Directive =>
Give only the lines from the one containing "Transcribe the text in this document." through the end of the material below, exactly as written.

• • • •

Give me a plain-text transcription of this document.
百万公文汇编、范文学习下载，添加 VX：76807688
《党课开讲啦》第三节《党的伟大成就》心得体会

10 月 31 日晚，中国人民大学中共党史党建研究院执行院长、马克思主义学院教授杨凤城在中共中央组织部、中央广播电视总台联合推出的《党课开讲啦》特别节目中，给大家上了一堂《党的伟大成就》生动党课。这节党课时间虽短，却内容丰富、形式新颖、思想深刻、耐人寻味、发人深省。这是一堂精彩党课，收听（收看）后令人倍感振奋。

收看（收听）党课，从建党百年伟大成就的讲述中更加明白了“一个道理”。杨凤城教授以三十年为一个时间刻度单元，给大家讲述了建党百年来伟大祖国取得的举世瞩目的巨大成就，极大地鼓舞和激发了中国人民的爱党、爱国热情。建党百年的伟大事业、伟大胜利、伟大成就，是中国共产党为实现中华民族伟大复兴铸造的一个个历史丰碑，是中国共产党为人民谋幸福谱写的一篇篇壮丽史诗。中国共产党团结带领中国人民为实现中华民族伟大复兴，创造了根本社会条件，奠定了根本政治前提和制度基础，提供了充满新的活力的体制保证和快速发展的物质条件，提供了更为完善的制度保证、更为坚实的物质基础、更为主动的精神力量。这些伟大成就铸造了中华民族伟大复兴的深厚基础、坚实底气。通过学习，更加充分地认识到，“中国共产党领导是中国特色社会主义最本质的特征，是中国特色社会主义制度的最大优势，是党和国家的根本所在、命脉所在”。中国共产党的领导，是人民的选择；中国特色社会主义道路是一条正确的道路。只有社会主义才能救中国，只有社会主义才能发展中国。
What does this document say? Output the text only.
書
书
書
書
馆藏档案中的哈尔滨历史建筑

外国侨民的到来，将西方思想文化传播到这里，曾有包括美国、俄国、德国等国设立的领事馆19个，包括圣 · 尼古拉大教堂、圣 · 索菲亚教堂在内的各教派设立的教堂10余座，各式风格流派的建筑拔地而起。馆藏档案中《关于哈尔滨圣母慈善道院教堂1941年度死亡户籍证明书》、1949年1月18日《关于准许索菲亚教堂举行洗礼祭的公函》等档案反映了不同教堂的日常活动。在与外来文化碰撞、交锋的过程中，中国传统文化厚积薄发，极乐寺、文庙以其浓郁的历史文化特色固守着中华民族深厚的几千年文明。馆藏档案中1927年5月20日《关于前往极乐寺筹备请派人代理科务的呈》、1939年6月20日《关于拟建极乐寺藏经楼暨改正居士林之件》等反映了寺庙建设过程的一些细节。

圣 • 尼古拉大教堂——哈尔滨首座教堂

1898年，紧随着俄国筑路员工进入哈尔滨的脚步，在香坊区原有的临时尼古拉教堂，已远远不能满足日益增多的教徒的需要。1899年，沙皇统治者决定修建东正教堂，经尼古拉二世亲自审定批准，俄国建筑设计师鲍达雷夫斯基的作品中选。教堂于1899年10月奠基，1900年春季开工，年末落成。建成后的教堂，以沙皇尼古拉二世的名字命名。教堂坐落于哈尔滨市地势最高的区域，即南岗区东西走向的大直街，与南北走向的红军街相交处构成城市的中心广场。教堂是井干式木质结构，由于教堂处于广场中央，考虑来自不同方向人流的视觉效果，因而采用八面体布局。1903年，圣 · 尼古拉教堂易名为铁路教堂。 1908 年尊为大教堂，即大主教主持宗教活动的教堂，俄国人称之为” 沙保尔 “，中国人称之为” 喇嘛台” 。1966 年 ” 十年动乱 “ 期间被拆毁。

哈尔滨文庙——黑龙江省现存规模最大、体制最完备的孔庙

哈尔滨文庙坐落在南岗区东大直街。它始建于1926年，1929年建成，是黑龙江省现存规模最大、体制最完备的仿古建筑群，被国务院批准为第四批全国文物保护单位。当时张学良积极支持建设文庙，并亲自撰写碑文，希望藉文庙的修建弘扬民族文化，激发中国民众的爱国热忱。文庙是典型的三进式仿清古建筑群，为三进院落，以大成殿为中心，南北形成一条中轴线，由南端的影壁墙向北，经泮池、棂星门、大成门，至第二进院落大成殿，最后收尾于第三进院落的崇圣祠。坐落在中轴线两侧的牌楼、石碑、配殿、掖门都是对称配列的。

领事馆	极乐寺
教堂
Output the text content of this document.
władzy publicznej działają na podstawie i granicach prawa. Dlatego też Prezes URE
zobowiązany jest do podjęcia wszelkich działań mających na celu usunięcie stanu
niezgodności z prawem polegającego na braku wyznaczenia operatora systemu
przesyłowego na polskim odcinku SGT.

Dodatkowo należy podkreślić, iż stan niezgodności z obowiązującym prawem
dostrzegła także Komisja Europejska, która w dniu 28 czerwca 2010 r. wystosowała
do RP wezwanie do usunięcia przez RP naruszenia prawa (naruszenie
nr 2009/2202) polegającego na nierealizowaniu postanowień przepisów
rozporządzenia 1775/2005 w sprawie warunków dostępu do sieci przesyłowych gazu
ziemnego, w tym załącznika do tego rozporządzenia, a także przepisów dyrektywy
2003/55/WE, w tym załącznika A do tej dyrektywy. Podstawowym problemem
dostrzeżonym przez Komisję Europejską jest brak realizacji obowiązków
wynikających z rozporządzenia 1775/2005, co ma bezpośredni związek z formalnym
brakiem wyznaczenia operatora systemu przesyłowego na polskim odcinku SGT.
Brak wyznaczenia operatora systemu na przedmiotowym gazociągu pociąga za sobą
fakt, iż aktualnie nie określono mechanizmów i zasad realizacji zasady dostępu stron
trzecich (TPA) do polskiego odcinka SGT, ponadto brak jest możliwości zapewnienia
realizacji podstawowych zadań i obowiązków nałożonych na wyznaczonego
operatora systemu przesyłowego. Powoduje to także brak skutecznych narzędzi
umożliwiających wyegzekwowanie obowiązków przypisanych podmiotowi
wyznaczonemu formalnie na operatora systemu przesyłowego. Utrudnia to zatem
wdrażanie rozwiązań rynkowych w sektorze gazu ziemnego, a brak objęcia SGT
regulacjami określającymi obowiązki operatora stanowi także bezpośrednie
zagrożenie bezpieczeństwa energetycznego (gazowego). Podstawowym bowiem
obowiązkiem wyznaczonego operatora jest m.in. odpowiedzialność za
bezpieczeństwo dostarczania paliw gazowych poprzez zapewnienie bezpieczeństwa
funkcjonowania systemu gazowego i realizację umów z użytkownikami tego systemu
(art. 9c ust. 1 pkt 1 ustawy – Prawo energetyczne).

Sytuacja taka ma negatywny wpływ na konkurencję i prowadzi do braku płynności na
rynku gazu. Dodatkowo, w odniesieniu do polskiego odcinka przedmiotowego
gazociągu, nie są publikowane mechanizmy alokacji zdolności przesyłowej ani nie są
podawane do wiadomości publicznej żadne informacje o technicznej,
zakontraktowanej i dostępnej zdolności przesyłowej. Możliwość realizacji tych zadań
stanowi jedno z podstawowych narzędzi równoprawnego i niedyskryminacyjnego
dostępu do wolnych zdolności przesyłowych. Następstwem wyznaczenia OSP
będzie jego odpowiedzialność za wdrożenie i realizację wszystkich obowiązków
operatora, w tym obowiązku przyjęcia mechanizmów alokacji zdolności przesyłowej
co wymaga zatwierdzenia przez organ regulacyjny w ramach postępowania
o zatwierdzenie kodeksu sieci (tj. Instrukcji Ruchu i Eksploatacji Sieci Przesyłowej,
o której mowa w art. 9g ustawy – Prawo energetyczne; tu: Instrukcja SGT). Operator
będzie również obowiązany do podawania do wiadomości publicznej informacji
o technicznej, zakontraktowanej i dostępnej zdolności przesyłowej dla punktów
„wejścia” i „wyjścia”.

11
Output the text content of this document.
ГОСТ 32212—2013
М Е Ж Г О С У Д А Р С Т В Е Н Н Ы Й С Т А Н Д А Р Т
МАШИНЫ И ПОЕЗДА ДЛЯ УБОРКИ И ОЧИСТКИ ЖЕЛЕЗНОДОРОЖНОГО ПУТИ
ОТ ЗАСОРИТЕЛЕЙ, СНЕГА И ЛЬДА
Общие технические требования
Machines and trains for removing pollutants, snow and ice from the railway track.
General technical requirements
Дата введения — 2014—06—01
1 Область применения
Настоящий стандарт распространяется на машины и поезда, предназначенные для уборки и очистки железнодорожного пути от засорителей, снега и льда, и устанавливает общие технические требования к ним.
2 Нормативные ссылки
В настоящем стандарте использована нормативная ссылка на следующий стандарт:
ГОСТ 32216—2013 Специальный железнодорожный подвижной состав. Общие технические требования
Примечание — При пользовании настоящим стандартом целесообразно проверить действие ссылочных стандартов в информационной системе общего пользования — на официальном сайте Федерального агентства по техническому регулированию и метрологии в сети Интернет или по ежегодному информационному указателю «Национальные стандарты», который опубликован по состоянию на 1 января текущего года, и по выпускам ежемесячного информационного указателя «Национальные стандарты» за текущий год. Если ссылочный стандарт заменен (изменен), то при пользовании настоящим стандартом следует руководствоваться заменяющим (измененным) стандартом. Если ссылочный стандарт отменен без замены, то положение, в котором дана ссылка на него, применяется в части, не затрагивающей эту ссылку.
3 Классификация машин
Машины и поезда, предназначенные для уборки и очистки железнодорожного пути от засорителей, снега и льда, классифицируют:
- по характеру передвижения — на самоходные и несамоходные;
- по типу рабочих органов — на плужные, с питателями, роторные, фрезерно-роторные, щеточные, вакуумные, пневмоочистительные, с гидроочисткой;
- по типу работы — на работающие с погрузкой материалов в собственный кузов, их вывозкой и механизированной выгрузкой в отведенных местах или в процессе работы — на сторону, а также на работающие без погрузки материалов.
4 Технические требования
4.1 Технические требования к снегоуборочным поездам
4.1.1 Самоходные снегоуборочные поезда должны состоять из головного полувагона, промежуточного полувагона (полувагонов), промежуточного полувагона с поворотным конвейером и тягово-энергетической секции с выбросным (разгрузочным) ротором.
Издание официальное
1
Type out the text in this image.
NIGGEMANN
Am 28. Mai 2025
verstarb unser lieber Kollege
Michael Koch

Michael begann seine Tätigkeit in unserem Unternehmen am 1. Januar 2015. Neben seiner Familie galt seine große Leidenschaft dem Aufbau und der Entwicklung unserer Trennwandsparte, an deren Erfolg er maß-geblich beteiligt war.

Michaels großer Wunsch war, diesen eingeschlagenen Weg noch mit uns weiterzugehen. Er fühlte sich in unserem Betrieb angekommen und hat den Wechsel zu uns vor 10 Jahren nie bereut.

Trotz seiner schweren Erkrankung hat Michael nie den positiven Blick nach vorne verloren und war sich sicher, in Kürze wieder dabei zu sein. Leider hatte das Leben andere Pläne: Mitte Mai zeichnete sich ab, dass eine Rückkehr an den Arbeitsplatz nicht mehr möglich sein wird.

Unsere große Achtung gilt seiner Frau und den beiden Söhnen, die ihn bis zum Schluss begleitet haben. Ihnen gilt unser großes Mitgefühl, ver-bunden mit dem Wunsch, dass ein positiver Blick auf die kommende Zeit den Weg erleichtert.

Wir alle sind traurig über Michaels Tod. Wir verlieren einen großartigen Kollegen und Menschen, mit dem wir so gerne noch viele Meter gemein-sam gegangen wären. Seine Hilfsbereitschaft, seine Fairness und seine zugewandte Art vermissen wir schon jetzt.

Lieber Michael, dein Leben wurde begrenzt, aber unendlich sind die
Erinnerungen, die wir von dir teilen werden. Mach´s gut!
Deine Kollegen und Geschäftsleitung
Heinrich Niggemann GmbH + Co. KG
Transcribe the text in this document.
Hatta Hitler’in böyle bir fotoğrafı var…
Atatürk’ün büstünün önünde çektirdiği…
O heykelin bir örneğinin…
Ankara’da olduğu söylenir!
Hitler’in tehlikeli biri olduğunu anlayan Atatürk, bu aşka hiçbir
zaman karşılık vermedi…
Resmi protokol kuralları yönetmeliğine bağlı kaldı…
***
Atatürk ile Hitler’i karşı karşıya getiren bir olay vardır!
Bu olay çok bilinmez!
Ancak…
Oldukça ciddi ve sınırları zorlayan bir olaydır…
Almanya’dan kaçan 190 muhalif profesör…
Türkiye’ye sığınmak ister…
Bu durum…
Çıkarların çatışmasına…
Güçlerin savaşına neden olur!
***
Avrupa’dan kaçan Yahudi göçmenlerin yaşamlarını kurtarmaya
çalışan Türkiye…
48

• • • •

Worked answer =>
Transcribe the text in this document.
Hatta Hitler’in böyle bir fotoğrafı var…
Atatürk’ün büstünün önünde çektirdiği…
O heykelin bir örneğinin…
Ankara’da olduğu söylenir!
Hitler’in tehlikeli biri olduğunu anlayan Atatürk, bu aşka hiçbir
zaman karşılık vermedi…
Resmi protokol kuralları yönetmeliğine bağlı kaldı…
***
Atatürk ile Hitler’i karşı karşıya getiren bir olay vardır!
Bu olay çok bilinmez!
Ancak…
Oldukça ciddi ve sınırları zorlayan bir olaydır…
Almanya’dan kaçan 190 muhalif profesör…
Türkiye’ye sığınmak ister…
Bu durum…
Çıkarların çatışmasına…
Güçlerin savaşına neden olur!
***
Avrupa’dan kaçan Yahudi göçmenlerin yaşamlarını kurtarmaya
çalışan Türkiye…
48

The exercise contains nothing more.